Copy out all lines carrying the word "Percent".

☆ ☆ ☆ ☆ ☆

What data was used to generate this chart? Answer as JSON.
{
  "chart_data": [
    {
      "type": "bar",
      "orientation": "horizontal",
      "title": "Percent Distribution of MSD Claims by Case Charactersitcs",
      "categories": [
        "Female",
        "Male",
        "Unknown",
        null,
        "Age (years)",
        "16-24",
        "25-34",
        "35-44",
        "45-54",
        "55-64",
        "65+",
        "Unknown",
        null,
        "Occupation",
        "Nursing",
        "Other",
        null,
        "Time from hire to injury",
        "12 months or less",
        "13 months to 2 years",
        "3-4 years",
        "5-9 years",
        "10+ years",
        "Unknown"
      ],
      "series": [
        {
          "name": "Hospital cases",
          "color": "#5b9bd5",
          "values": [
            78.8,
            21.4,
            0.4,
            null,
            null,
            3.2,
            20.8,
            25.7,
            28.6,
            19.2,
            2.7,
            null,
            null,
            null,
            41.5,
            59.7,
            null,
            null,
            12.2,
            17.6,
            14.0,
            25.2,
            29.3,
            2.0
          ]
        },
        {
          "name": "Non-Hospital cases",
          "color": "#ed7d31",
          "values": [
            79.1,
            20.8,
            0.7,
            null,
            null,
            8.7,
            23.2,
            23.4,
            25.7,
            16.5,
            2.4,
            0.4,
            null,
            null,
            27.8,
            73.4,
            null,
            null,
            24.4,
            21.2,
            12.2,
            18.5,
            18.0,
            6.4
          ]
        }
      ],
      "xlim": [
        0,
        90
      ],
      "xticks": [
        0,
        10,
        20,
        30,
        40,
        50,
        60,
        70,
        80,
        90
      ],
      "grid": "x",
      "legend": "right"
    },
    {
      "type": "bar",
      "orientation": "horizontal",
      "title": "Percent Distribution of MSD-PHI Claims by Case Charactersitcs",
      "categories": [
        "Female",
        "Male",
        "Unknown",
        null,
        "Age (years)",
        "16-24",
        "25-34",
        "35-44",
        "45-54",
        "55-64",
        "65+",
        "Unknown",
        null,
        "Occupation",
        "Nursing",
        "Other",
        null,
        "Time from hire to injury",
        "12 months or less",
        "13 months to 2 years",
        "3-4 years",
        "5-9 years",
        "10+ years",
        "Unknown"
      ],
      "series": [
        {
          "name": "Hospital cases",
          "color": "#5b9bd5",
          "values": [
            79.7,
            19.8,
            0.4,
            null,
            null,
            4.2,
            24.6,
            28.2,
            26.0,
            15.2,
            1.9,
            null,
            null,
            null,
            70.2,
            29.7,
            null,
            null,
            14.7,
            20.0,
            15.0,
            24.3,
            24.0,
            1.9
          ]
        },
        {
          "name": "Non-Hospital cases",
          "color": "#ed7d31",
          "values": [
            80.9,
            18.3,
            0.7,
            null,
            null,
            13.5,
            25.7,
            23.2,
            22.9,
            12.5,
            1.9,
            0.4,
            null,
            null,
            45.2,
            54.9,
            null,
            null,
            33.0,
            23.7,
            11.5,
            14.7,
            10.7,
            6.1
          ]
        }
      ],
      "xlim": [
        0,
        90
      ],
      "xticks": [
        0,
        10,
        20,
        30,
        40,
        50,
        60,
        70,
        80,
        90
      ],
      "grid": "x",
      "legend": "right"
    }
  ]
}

☆ ☆ ☆ ☆ ☆

_RESULT OF THE EXERCISE_
      "title": "Percent Distribution of MSD Claims by Case Charactersitcs",
      "title": "Percent Distribution of MSD-PHI Claims by Case Charactersitcs",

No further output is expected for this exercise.